**Task description**
Copy out every line exactly, passing over the pictures.

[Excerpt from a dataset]
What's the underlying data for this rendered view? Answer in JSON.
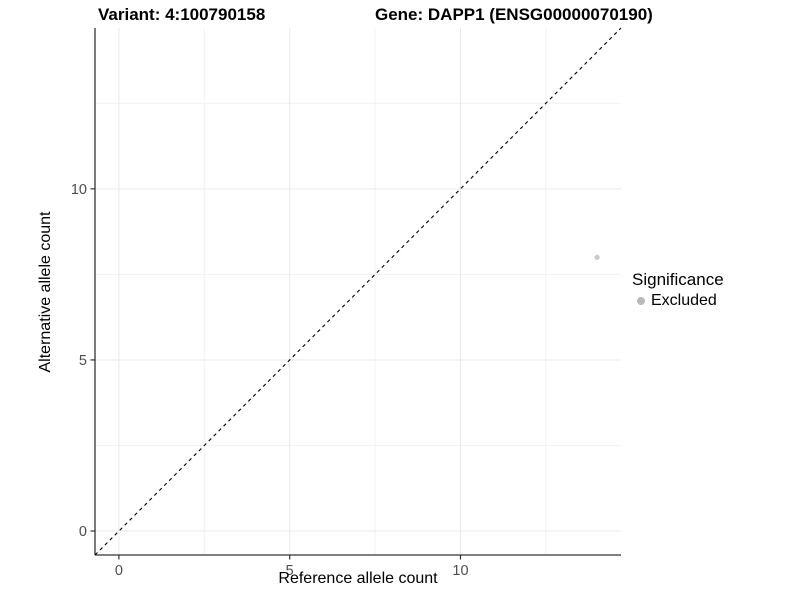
{
  "title": {
    "variant": "Variant: 4:100790158",
    "gene": "Gene: DAPP1 (ENSG00000070190)"
  },
  "legend": {
    "title": "Significance",
    "items": [
      {
        "label": "Excluded",
        "color": "#b9b9b9"
      }
    ]
  },
  "colors": {
    "axis": "#333333",
    "tick_label": "#4d4d4d",
    "grid_major": "#e9e9e9",
    "grid_minor": "#f2f2f2",
    "reference_line": "#000000",
    "point": "#c9c9c9",
    "background": "#ffffff"
  },
  "chart_data": {
    "type": "scatter",
    "title": "Variant: 4:100790158 — Gene: DAPP1 (ENSG00000070190)",
    "xlabel": "Reference allele count",
    "ylabel": "Alternative allele count",
    "xlim": [
      -0.7,
      14.7
    ],
    "ylim": [
      -0.7,
      14.7
    ],
    "x_ticks": [
      0,
      5,
      10
    ],
    "y_ticks": [
      0,
      5,
      10
    ],
    "x_minor_ticks": [
      2.5,
      7.5,
      12.5
    ],
    "y_minor_ticks": [
      2.5,
      7.5,
      12.5
    ],
    "grid": true,
    "legend_position": "right",
    "series": [
      {
        "name": "Excluded",
        "color": "#c9c9c9",
        "points": [
          {
            "x": 14,
            "y": 8
          }
        ]
      }
    ],
    "reference_line": {
      "slope": 1,
      "intercept": 0,
      "linestyle": "dashed"
    }
  }
}
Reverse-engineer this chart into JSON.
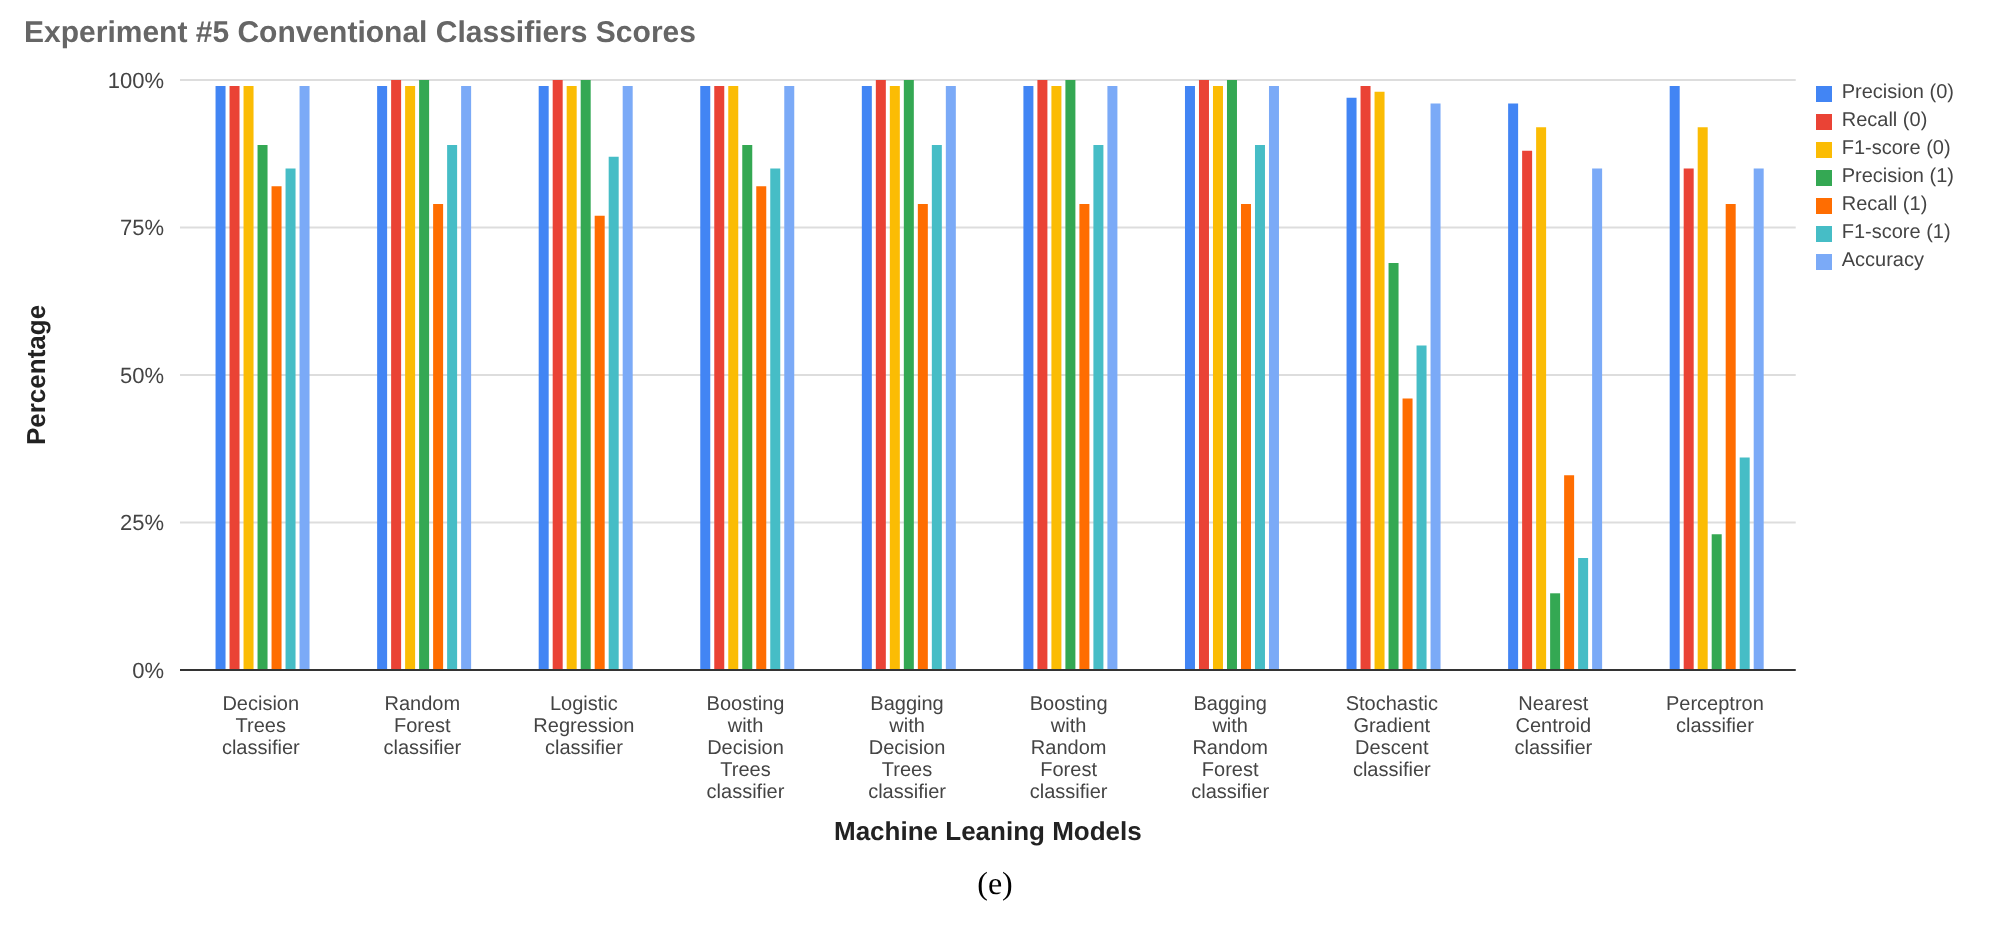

**Result of this task**
What's the underlying data for this rendered view? Answer in JSON.
{
  "title": {
    "variant": "Variant: 4:100790158",
    "gene": "Gene: DAPP1 (ENSG00000070190)"
  },
  "legend": {
    "title": "Significance",
    "items": [
      {
        "label": "Excluded",
        "color": "#b9b9b9"
      }
    ]
  },
  "colors": {
    "axis": "#333333",
    "tick_label": "#4d4d4d",
    "grid_major": "#e9e9e9",
    "grid_minor": "#f2f2f2",
    "reference_line": "#000000",
    "point": "#c9c9c9",
    "background": "#ffffff"
  },
  "chart_data": {
    "type": "scatter",
    "title": "Variant: 4:100790158 — Gene: DAPP1 (ENSG00000070190)",
    "xlabel": "Reference allele count",
    "ylabel": "Alternative allele count",
    "xlim": [
      -0.7,
      14.7
    ],
    "ylim": [
      -0.7,
      14.7
    ],
    "x_ticks": [
      0,
      5,
      10
    ],
    "y_ticks": [
      0,
      5,
      10
    ],
    "x_minor_ticks": [
      2.5,
      7.5,
      12.5
    ],
    "y_minor_ticks": [
      2.5,
      7.5,
      12.5
    ],
    "grid": true,
    "legend_position": "right",
    "series": [
      {
        "name": "Excluded",
        "color": "#c9c9c9",
        "points": [
          {
            "x": 14,
            "y": 8
          }
        ]
      }
    ],
    "reference_line": {
      "slope": 1,
      "intercept": 0,
      "linestyle": "dashed"
    }
  }
}
Reverse-engineer this chart into JSON.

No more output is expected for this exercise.